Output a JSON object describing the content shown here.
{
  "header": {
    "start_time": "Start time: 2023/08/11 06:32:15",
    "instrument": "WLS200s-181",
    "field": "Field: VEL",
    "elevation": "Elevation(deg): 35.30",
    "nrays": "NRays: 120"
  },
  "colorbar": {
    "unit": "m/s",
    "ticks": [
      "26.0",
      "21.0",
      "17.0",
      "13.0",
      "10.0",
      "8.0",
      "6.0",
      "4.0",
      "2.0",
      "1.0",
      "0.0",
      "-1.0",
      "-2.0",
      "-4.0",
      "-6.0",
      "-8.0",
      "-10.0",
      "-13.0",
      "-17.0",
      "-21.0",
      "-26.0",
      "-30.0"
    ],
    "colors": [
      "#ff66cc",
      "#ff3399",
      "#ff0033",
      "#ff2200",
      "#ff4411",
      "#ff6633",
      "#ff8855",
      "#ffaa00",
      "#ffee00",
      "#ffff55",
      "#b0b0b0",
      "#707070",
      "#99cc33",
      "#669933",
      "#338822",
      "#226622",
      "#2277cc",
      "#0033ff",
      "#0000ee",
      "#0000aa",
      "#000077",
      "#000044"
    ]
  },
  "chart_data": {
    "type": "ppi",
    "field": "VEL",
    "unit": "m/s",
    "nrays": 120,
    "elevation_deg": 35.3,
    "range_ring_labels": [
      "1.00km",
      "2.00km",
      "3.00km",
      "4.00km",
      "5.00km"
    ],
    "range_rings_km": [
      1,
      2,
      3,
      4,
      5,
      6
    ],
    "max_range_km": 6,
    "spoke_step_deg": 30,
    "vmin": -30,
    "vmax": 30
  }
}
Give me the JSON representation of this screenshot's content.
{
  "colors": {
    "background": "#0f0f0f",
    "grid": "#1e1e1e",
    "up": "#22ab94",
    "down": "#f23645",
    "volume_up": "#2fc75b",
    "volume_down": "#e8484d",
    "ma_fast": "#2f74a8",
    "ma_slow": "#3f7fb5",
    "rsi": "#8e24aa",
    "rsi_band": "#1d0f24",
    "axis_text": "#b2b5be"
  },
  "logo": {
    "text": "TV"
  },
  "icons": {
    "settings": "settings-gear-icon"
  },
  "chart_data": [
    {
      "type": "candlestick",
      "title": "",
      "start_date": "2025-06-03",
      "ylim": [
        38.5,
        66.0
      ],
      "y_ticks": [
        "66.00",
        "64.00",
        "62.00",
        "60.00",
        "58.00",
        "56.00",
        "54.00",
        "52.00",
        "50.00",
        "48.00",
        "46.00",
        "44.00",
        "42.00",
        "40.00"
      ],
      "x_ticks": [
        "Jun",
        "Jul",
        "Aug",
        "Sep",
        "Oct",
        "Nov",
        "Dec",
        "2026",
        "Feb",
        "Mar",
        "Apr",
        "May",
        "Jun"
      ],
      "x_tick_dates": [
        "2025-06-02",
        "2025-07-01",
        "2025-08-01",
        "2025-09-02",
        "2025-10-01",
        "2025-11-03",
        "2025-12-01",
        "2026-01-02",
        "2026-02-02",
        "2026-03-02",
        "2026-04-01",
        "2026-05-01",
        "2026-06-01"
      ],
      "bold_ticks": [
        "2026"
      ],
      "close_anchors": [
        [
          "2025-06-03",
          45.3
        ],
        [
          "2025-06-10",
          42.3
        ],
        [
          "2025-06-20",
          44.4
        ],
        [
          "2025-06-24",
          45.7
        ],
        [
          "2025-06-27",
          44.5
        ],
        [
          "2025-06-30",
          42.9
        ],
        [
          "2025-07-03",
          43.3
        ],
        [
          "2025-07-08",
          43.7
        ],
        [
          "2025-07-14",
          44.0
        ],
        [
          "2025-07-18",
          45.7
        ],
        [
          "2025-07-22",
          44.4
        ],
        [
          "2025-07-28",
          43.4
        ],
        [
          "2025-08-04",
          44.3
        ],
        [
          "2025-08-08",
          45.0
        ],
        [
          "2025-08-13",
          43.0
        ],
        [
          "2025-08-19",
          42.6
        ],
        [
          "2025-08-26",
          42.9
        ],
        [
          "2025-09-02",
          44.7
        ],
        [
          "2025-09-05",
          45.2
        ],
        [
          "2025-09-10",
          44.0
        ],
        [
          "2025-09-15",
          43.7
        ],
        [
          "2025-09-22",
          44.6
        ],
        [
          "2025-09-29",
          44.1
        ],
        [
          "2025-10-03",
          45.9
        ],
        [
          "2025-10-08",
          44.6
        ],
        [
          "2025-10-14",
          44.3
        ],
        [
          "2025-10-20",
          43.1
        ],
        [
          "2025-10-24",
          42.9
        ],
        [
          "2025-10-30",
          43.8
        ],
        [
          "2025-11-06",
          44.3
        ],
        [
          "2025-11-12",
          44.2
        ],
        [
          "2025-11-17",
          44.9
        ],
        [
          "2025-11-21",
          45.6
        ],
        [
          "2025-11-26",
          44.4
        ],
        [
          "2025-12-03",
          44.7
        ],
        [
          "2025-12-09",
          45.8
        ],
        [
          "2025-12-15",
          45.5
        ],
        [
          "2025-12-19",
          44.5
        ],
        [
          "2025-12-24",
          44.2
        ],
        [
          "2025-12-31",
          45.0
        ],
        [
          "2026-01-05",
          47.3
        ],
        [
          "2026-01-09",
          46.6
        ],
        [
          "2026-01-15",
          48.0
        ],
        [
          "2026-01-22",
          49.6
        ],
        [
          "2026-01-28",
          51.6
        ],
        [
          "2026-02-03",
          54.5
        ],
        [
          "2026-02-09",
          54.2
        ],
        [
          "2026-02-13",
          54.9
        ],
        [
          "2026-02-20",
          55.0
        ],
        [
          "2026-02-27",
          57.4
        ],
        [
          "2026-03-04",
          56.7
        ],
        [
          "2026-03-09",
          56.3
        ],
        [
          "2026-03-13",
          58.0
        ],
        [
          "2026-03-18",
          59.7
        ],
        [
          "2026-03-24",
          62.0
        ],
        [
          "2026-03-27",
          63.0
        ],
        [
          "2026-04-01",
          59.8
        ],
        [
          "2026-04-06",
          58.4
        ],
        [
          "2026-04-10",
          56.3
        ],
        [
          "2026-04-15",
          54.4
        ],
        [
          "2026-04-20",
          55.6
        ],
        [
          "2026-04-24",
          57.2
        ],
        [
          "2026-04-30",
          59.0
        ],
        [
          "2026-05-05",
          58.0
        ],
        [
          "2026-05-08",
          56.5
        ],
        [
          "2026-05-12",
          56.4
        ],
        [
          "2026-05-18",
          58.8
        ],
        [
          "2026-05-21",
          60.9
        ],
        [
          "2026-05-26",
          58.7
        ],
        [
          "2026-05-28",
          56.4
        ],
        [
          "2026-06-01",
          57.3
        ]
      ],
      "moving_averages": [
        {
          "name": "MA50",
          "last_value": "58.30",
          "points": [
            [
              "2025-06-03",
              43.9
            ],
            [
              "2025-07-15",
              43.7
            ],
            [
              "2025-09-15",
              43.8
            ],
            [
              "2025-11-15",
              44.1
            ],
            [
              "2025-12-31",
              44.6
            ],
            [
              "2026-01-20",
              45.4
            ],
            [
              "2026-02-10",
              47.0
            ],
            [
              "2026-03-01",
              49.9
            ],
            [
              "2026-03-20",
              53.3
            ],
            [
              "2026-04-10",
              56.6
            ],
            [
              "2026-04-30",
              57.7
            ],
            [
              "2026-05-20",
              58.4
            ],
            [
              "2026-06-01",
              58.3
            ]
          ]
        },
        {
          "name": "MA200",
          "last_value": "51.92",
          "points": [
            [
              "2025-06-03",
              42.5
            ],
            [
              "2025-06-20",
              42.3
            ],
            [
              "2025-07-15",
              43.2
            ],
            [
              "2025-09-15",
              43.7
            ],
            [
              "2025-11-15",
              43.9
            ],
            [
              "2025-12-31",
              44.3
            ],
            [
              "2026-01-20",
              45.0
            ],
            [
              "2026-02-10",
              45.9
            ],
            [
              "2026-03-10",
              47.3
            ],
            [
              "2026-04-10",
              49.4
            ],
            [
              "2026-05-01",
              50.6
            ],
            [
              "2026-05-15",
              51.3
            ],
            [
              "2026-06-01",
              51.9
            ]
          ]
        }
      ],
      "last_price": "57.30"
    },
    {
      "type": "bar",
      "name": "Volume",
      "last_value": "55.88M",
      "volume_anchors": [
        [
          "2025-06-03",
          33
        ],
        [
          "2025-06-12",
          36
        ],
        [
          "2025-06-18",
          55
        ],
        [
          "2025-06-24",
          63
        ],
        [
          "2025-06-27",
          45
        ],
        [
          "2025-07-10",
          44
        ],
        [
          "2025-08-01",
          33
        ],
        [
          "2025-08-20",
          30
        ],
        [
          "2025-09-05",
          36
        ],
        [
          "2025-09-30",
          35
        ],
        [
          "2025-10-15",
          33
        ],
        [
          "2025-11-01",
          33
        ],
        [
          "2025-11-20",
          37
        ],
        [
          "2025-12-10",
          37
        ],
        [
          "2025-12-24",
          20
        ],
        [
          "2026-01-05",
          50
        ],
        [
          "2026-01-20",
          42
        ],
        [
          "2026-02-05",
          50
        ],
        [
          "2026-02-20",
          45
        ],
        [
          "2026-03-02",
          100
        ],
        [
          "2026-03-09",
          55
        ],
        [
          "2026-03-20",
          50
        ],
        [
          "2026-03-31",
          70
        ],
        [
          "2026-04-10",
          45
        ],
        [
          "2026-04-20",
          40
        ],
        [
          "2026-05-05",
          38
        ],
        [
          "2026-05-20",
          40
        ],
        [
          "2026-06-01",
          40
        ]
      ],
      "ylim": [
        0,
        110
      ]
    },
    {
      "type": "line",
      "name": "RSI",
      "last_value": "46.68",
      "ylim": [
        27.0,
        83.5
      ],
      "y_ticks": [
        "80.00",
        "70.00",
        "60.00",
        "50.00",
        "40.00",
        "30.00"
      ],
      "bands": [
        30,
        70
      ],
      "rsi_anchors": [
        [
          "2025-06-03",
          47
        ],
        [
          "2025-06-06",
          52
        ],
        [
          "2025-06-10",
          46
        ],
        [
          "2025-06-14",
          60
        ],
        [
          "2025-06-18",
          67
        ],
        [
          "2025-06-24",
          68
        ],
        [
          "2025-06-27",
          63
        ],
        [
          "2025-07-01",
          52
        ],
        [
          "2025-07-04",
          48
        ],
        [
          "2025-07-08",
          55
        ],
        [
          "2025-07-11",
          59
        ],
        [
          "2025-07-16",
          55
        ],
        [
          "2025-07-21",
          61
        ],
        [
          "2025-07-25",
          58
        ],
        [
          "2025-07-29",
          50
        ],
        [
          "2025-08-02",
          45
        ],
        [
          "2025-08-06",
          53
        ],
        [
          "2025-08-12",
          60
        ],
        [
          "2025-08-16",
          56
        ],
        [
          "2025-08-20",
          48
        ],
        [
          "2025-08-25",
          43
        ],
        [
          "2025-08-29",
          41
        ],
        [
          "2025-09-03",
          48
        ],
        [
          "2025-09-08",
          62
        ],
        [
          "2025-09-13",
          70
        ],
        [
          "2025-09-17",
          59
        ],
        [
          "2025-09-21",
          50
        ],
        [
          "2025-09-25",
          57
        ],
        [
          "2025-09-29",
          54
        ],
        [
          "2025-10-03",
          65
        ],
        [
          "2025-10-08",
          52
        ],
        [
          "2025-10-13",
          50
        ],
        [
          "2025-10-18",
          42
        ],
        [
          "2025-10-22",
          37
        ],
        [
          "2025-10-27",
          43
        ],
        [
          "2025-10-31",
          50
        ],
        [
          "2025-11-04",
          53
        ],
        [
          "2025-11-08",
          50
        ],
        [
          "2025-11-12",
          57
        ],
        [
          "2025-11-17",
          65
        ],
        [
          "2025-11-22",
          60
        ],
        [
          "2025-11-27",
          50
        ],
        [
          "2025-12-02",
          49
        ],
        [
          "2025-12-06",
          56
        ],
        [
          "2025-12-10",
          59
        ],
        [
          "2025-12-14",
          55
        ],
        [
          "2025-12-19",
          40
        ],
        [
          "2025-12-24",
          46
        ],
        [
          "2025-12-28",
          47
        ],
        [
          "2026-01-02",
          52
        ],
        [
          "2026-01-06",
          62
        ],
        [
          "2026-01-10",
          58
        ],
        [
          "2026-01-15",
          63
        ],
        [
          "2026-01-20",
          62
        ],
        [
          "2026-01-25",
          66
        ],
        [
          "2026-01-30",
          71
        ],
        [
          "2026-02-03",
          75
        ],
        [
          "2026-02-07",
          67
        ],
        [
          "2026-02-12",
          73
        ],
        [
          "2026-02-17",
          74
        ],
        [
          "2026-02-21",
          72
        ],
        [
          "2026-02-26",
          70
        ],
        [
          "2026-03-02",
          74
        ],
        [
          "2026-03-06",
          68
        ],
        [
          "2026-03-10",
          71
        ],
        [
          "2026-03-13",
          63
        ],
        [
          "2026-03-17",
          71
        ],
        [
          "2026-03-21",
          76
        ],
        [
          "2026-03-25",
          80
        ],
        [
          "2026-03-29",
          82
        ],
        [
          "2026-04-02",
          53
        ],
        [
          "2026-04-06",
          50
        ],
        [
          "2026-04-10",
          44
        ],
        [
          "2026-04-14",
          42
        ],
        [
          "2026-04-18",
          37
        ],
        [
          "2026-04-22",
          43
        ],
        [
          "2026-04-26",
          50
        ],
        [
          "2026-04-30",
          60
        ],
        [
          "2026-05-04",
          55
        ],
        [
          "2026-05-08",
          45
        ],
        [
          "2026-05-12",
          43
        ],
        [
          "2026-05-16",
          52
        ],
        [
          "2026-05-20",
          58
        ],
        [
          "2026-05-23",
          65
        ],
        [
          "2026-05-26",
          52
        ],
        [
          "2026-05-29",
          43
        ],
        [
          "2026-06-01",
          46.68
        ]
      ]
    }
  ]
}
================================
### Given instruction
Which lines contain the word "content"? Copy each of them.

### Finished task
Output a JSON object describing the content shown here.
Give me the JSON representation of this screenshot's content.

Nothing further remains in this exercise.